Goal
Type out every line below exactly as it reads.

**** Material to process ****

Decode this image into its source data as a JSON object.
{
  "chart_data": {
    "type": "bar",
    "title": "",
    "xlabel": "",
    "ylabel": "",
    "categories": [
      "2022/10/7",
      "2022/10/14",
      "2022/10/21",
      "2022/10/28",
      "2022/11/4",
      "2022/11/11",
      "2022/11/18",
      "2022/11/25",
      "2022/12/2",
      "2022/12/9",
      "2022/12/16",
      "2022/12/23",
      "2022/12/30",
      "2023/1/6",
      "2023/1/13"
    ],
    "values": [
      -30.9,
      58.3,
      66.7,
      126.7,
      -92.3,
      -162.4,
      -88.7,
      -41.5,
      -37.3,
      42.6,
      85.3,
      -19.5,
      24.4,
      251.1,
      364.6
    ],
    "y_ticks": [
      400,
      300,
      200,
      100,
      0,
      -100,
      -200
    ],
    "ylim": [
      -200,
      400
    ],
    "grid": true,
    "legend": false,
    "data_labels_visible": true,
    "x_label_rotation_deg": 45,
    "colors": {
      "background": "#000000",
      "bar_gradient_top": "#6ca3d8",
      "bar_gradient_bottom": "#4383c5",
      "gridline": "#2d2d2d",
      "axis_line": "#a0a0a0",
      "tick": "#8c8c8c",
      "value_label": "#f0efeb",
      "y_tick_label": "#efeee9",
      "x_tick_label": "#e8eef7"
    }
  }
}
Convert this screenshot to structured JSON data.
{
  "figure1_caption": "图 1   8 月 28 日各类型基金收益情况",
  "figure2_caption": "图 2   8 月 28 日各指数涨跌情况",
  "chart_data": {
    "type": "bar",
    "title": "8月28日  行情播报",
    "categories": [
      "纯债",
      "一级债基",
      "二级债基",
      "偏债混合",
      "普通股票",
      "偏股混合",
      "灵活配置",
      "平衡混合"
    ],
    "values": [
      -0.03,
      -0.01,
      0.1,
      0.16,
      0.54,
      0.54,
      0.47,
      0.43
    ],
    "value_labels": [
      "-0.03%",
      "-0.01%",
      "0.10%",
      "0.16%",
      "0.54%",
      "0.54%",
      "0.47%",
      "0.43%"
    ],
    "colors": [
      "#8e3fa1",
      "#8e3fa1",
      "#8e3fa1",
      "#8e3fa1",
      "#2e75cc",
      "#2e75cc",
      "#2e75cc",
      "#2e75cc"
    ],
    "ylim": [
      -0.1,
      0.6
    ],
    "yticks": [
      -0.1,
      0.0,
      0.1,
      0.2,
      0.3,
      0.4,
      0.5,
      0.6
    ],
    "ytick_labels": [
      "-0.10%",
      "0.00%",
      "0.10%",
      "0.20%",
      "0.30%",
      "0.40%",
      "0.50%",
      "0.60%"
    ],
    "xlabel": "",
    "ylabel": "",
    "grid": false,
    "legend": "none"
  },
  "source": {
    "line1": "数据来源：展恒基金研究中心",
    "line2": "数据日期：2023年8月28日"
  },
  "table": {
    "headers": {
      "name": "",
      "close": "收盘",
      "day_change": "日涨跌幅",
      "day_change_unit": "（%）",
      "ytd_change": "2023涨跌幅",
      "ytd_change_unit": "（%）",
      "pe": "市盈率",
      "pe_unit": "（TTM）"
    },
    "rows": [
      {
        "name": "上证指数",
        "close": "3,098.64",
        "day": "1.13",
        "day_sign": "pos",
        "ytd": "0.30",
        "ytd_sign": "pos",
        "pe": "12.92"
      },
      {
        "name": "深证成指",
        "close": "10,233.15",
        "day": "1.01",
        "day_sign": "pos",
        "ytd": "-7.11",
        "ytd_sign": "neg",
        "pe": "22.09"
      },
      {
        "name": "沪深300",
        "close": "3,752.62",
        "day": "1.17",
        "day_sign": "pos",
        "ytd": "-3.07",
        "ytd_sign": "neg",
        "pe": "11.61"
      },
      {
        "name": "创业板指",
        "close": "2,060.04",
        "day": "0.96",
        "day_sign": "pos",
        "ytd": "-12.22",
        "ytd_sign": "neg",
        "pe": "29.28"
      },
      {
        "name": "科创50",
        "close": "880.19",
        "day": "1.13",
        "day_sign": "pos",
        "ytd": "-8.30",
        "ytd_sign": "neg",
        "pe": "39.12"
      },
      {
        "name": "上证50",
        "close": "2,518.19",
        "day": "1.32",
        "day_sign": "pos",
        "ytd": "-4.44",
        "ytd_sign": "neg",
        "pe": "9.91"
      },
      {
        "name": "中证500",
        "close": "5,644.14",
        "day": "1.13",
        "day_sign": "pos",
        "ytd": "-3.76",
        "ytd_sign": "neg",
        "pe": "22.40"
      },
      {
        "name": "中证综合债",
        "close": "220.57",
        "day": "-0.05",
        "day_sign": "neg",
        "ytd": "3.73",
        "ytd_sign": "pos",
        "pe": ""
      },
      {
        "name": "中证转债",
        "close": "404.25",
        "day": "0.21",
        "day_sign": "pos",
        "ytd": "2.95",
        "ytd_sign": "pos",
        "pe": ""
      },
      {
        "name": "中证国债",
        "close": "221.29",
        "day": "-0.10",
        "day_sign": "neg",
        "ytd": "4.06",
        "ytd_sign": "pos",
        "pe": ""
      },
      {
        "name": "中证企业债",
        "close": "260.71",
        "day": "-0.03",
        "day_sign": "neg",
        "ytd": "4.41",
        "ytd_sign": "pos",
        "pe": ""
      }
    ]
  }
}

****

Exercise solution
Decode this image into its source data as a JSON object.
{
  "chart_data": {
    "type": "bar",
    "title": "",
    "xlabel": "",
    "ylabel": "",
    "categories": [
      "2022/10/7",
      "2022/10/14",
      "2022/10/21",
      "2022/10/28",
      "2022/11/4",
      "2022/11/11",
      "2022/11/18",
      "2022/11/25",
      "2022/12/2",
      "2022/12/9",
      "2022/12/16",
      "2022/12/23",
      "2022/12/30",
      "2023/1/6",
      "2023/1/13"
    ],
    "values": [
      -30.9,
      58.3,
      66.7,
      126.7,
      -92.3,
      -162.4,
      -88.7,
      -41.5,
      -37.3,
      42.6,
      85.3,
      -19.5,
      24.4,
      251.1,
      364.6
    ],
    "y_ticks": [
      400,
      300,
      200,
      100,
      0,
      -100,
      -200
    ],
    "ylim": [
      -200,
      400
    ],
    "grid": true,
    "legend": false,
    "data_labels_visible": true,
    "x_label_rotation_deg": 45,
    "colors": {
      "background": "#000000",
      "bar_gradient_top": "#6ca3d8",
      "bar_gradient_bottom": "#4383c5",
      "gridline": "#2d2d2d",
      "axis_line": "#a0a0a0",
      "tick": "#8c8c8c",
      "value_label": "#f0efeb",
      "y_tick_label": "#efeee9",
      "x_tick_label": "#e8eef7"
    }
  }
}
Convert this screenshot to structured JSON data.
{
  "figure1_caption": "图 1   8 月 28 日各类型基金收益情况",
  "figure2_caption": "图 2   8 月 28 日各指数涨跌情况",
  "chart_data": {
    "type": "bar",
    "title": "8月28日  行情播报",
    "categories": [
      "纯债",
      "一级债基",
      "二级债基",
      "偏债混合",
      "普通股票",
      "偏股混合",
      "灵活配置",
      "平衡混合"
    ],
    "values": [
      -0.03,
      -0.01,
      0.1,
      0.16,
      0.54,
      0.54,
      0.47,
      0.43
    ],
    "value_labels": [
      "-0.03%",
      "-0.01%",
      "0.10%",
      "0.16%",
      "0.54%",
      "0.54%",
      "0.47%",
      "0.43%"
    ],
    "colors": [
      "#8e3fa1",
      "#8e3fa1",
      "#8e3fa1",
      "#8e3fa1",
      "#2e75cc",
      "#2e75cc",
      "#2e75cc",
      "#2e75cc"
    ],
    "ylim": [
      -0.1,
      0.6
    ],
    "yticks": [
      -0.1,
      0.0,
      0.1,
      0.2,
      0.3,
      0.4,
      0.5,
      0.6
    ],
    "ytick_labels": [
      "-0.10%",
      "0.00%",
      "0.10%",
      "0.20%",
      "0.30%",
      "0.40%",
      "0.50%",
      "0.60%"
    ],
    "xlabel": "",
    "ylabel": "",
    "grid": false,
    "legend": "none"
  },
  "source": {
    "line1": "数据来源：展恒基金研究中心",
    "line2": "数据日期：2023年8月28日"
  },
  "table": {
    "headers": {
      "name": "",
      "close": "收盘",
      "day_change": "日涨跌幅",
      "day_change_unit": "（%）",
      "ytd_change": "2023涨跌幅",
      "ytd_change_unit": "（%）",
      "pe": "市盈率",
      "pe_unit": "（TTM）"
    },
    "rows": [
      {
        "name": "上证指数",
        "close": "3,098.64",
        "day": "1.13",
        "day_sign": "pos",
        "ytd": "0.30",
        "ytd_sign": "pos",
        "pe": "12.92"
      },
      {
        "name": "深证成指",
        "close": "10,233.15",
        "day": "1.01",
        "day_sign": "pos",
        "ytd": "-7.11",
        "ytd_sign": "neg",
        "pe": "22.09"
      },
      {
        "name": "沪深300",
        "close": "3,752.62",
        "day": "1.17",
        "day_sign": "pos",
        "ytd": "-3.07",
        "ytd_sign": "neg",
        "pe": "11.61"
      },
      {
        "name": "创业板指",
        "close": "2,060.04",
        "day": "0.96",
        "day_sign": "pos",
        "ytd": "-12.22",
        "ytd_sign": "neg",
        "pe": "29.28"
      },
      {
        "name": "科创50",
        "close": "880.19",
        "day": "1.13",
        "day_sign": "pos",
        "ytd": "-8.30",
        "ytd_sign": "neg",
        "pe": "39.12"
      },
      {
        "name": "上证50",
        "close": "2,518.19",
        "day": "1.32",
        "day_sign": "pos",
        "ytd": "-4.44",
        "ytd_sign": "neg",
        "pe": "9.91"
      },
      {
        "name": "中证500",
        "close": "5,644.14",
        "day": "1.13",
        "day_sign": "pos",
        "ytd": "-3.76",
        "ytd_sign": "neg",
        "pe": "22.40"
      },
      {
        "name": "中证综合债",
        "close": "220.57",
        "day": "-0.05",
        "day_sign": "neg",
        "ytd": "3.73",
        "ytd_sign": "pos",
        "pe": ""
      },
      {
        "name": "中证转债",
        "close": "404.25",
        "day": "0.21",
        "day_sign": "pos",
        "ytd": "2.95",
        "ytd_sign": "pos",
        "pe": ""
      },
      {
        "name": "中证国债",
        "close": "221.29",
        "day": "-0.10",
        "day_sign": "neg",
        "ytd": "4.06",
        "ytd_sign": "pos",
        "pe": ""
      },
      {
        "name": "中证企业债",
        "close": "260.71",
        "day": "-0.03",
        "day_sign": "neg",
        "ytd": "4.41",
        "ytd_sign": "pos",
        "pe": ""
      }
    ]
  }
}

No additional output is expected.